(Saved data entries)

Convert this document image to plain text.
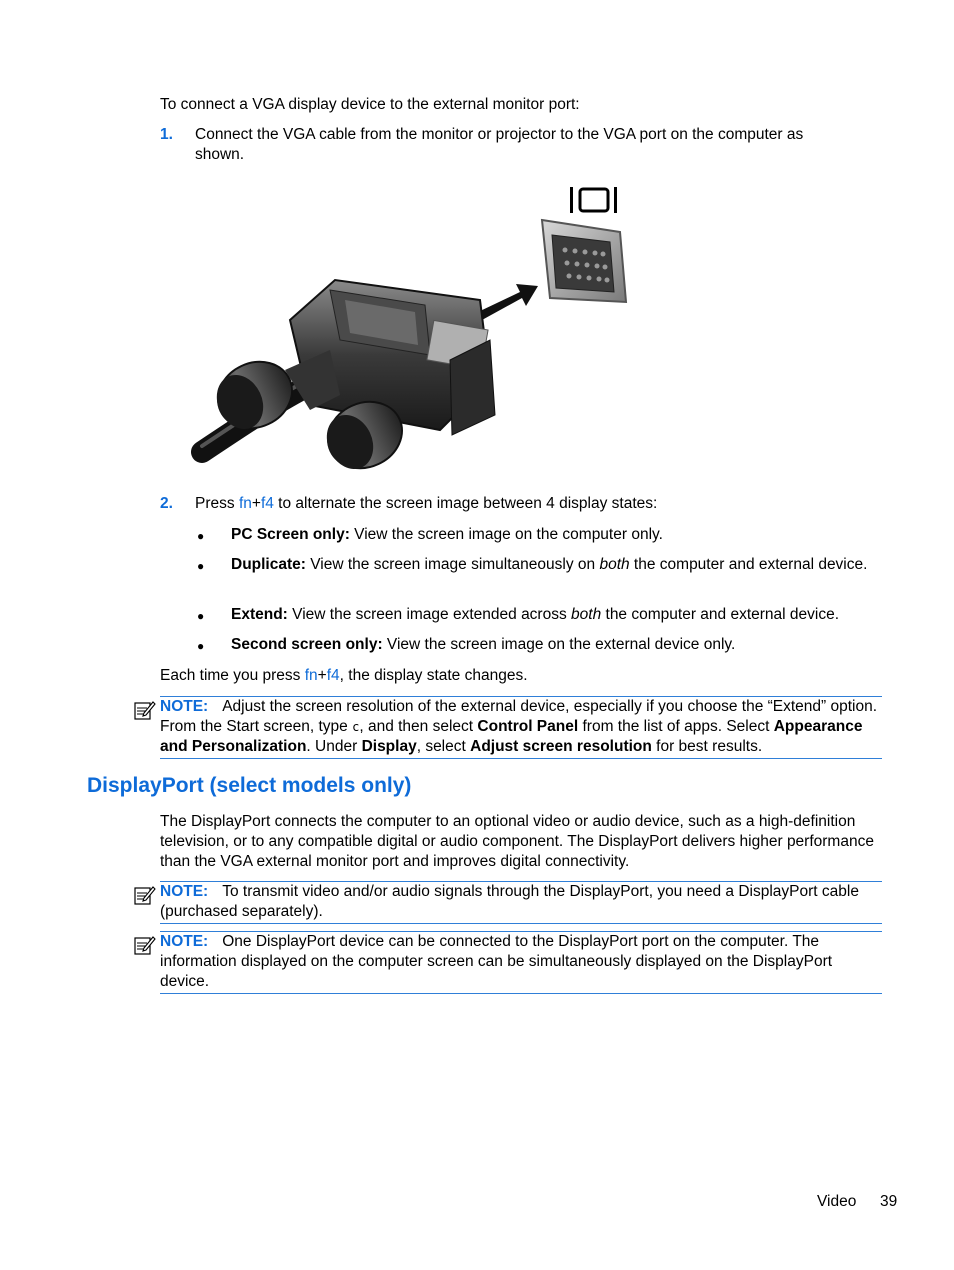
To connect a VGA display device to the external monitor port:
1. Connect the VGA cable from the monitor or projector to the VGA port on the computer as shown.
2. Press fn+f4 to alternate the screen image between 4 display states:
● PC Screen only: View the screen image on the computer only.
● Duplicate: View the screen image simultaneously on both the computer and external device.
● Extend: View the screen image extended across both the computer and external device.
● Second screen only: View the screen image on the external device only.
Each time you press fn+f4, the display state changes.
NOTE: Adjust the screen resolution of the external device, especially if you choose the “Extend” option. From the Start screen, type c, and then select Control Panel from the list of apps. Select Appearance and Personalization. Under Display, select Adjust screen resolution for best results.
DisplayPort (select models only)
The DisplayPort connects the computer to an optional video or audio device, such as a high-definition television, or to any compatible digital or audio component. The DisplayPort delivers higher performance than the VGA external monitor port and improves digital connectivity.
NOTE: To transmit video and/or audio signals through the DisplayPort, you need a DisplayPort cable (purchased separately).
NOTE: One DisplayPort device can be connected to the DisplayPort port on the computer. The information displayed on the computer screen can be simultaneously displayed on the DisplayPort device.
Video 39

Problem details: Search the records for the string "only" and return every line in which it occurs.

Answer to the exercise:
● PC Screen only: View the screen image on the computer only.
● Second screen only: View the screen image on the external device only.
DisplayPort (select models only)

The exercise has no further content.